Prompt:
Return all entries word for word, but drop any images.

Information provided:

──────

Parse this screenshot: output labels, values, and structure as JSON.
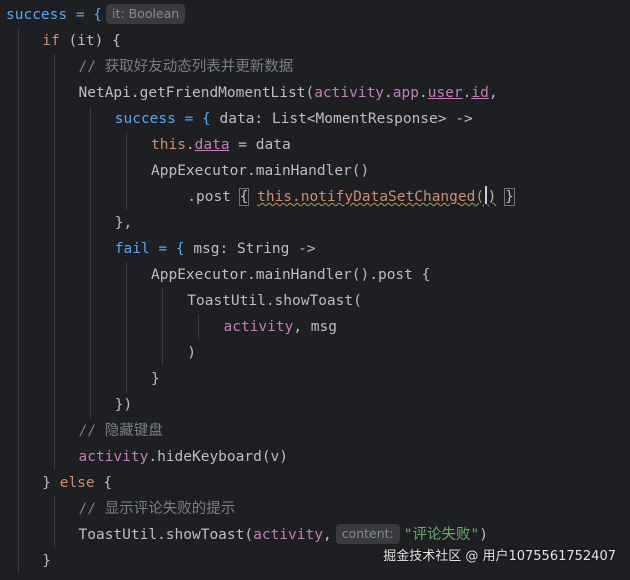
{
  "code": {
    "lines": [
      [
        {
          "t": "success = {",
          "c": "fn"
        },
        {
          "hint": "it: Boolean"
        }
      ],
      [
        {
          "t": "if",
          "c": "kw"
        },
        {
          "t": " (it) {",
          "c": "plain"
        }
      ],
      [
        {
          "t": "// 获取好友动态列表并更新数据",
          "c": "cmt"
        }
      ],
      [
        {
          "t": "NetApi.getFriendMomentList(",
          "c": "plain"
        },
        {
          "t": "activity",
          "c": "param"
        },
        {
          "t": ".",
          "c": "plain"
        },
        {
          "t": "app",
          "c": "prop"
        },
        {
          "t": ".",
          "c": "plain"
        },
        {
          "t": "user",
          "c": "prop underline"
        },
        {
          "t": ".",
          "c": "plain"
        },
        {
          "t": "id",
          "c": "prop underline"
        },
        {
          "t": ",",
          "c": "plain"
        }
      ],
      [
        {
          "t": "success = {",
          "c": "fn"
        },
        {
          "t": " data: List<MomentResponse> ->",
          "c": "plain"
        }
      ],
      [
        {
          "t": "this",
          "c": "kw"
        },
        {
          "t": ".",
          "c": "plain"
        },
        {
          "t": "data",
          "c": "prop underline"
        },
        {
          "t": " = data",
          "c": "plain"
        }
      ],
      [
        {
          "t": "AppExecutor.mainHandler()",
          "c": "plain"
        }
      ],
      [
        {
          "t": ".post ",
          "c": "plain"
        },
        {
          "t": "{",
          "c": "plain brace-hl"
        },
        {
          "t": " ",
          "c": "plain"
        },
        {
          "t": "this.notifyDataSetChanged(",
          "c": "kw warn"
        },
        {
          "caret": true
        },
        {
          "t": ")",
          "c": "plain warn"
        },
        {
          "t": " ",
          "c": "plain"
        },
        {
          "t": "}",
          "c": "plain brace-hl"
        }
      ],
      [
        {
          "t": "},",
          "c": "plain"
        }
      ],
      [
        {
          "t": "fail = {",
          "c": "fn"
        },
        {
          "t": " msg: String ->",
          "c": "plain"
        }
      ],
      [
        {
          "t": "AppExecutor.mainHandler().post {",
          "c": "plain"
        }
      ],
      [
        {
          "t": "ToastUtil.showToast(",
          "c": "plain"
        }
      ],
      [
        {
          "t": "activity",
          "c": "param"
        },
        {
          "t": ", msg",
          "c": "plain"
        }
      ],
      [
        {
          "t": ")",
          "c": "plain"
        }
      ],
      [
        {
          "t": "}",
          "c": "plain"
        }
      ],
      [
        {
          "t": "})",
          "c": "plain"
        }
      ],
      [
        {
          "t": "// 隐藏键盘",
          "c": "cmt"
        }
      ],
      [
        {
          "t": "activity",
          "c": "param"
        },
        {
          "t": ".hideKeyboard(v)",
          "c": "plain"
        }
      ],
      [
        {
          "t": "} ",
          "c": "plain"
        },
        {
          "t": "else",
          "c": "kw"
        },
        {
          "t": " {",
          "c": "plain"
        }
      ],
      [
        {
          "t": "// 显示评论失败的提示",
          "c": "cmt"
        }
      ],
      [
        {
          "t": "ToastUtil.showToast(",
          "c": "plain"
        },
        {
          "t": "activity",
          "c": "param"
        },
        {
          "t": ",",
          "c": "plain"
        },
        {
          "hint": "content:"
        },
        {
          "t": "\"评论失败\"",
          "c": "str"
        },
        {
          "t": ")",
          "c": "plain"
        }
      ],
      [
        {
          "t": "}",
          "c": "plain"
        }
      ]
    ]
  },
  "watermark": "掘金技术社区 @ 用户1075561752407",
  "colors": {
    "background": "#1e1f22",
    "keyword": "#cf8e6d",
    "function": "#56a8f5",
    "property": "#c77dbb",
    "string": "#6aab73",
    "comment": "#7a7e85",
    "text": "#bcbec4"
  }
}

──────

Final answer:
Parse this screenshot: output labels, values, and structure as JSON.
{
  "code": {
    "lines": [
      [
        {
          "t": "success = {",
          "c": "fn"
        },
        {
          "hint": "it: Boolean"
        }
      ],
      [
        {
          "t": "if",
          "c": "kw"
        },
        {
          "t": " (it) {",
          "c": "plain"
        }
      ],
      [
        {
          "t": "// 获取好友动态列表并更新数据",
          "c": "cmt"
        }
      ],
      [
        {
          "t": "NetApi.getFriendMomentList(",
          "c": "plain"
        },
        {
          "t": "activity",
          "c": "param"
        },
        {
          "t": ".",
          "c": "plain"
        },
        {
          "t": "app",
          "c": "prop"
        },
        {
          "t": ".",
          "c": "plain"
        },
        {
          "t": "user",
          "c": "prop underline"
        },
        {
          "t": ".",
          "c": "plain"
        },
        {
          "t": "id",
          "c": "prop underline"
        },
        {
          "t": ",",
          "c": "plain"
        }
      ],
      [
        {
          "t": "success = {",
          "c": "fn"
        },
        {
          "t": " data: List<MomentResponse> ->",
          "c": "plain"
        }
      ],
      [
        {
          "t": "this",
          "c": "kw"
        },
        {
          "t": ".",
          "c": "plain"
        },
        {
          "t": "data",
          "c": "prop underline"
        },
        {
          "t": " = data",
          "c": "plain"
        }
      ],
      [
        {
          "t": "AppExecutor.mainHandler()",
          "c": "plain"
        }
      ],
      [
        {
          "t": ".post ",
          "c": "plain"
        },
        {
          "t": "{",
          "c": "plain brace-hl"
        },
        {
          "t": " ",
          "c": "plain"
        },
        {
          "t": "this.notifyDataSetChanged(",
          "c": "kw warn"
        },
        {
          "caret": true
        },
        {
          "t": ")",
          "c": "plain warn"
        },
        {
          "t": " ",
          "c": "plain"
        },
        {
          "t": "}",
          "c": "plain brace-hl"
        }
      ],
      [
        {
          "t": "},",
          "c": "plain"
        }
      ],
      [
        {
          "t": "fail = {",
          "c": "fn"
        },
        {
          "t": " msg: String ->",
          "c": "plain"
        }
      ],
      [
        {
          "t": "AppExecutor.mainHandler().post {",
          "c": "plain"
        }
      ],
      [
        {
          "t": "ToastUtil.showToast(",
          "c": "plain"
        }
      ],
      [
        {
          "t": "activity",
          "c": "param"
        },
        {
          "t": ", msg",
          "c": "plain"
        }
      ],
      [
        {
          "t": ")",
          "c": "plain"
        }
      ],
      [
        {
          "t": "}",
          "c": "plain"
        }
      ],
      [
        {
          "t": "})",
          "c": "plain"
        }
      ],
      [
        {
          "t": "// 隐藏键盘",
          "c": "cmt"
        }
      ],
      [
        {
          "t": "activity",
          "c": "param"
        },
        {
          "t": ".hideKeyboard(v)",
          "c": "plain"
        }
      ],
      [
        {
          "t": "} ",
          "c": "plain"
        },
        {
          "t": "else",
          "c": "kw"
        },
        {
          "t": " {",
          "c": "plain"
        }
      ],
      [
        {
          "t": "// 显示评论失败的提示",
          "c": "cmt"
        }
      ],
      [
        {
          "t": "ToastUtil.showToast(",
          "c": "plain"
        },
        {
          "t": "activity",
          "c": "param"
        },
        {
          "t": ",",
          "c": "plain"
        },
        {
          "hint": "content:"
        },
        {
          "t": "\"评论失败\"",
          "c": "str"
        },
        {
          "t": ")",
          "c": "plain"
        }
      ],
      [
        {
          "t": "}",
          "c": "plain"
        }
      ]
    ]
  },
  "watermark": "掘金技术社区 @ 用户1075561752407",
  "colors": {
    "background": "#1e1f22",
    "keyword": "#cf8e6d",
    "function": "#56a8f5",
    "property": "#c77dbb",
    "string": "#6aab73",
    "comment": "#7a7e85",
    "text": "#bcbec4"
  }
}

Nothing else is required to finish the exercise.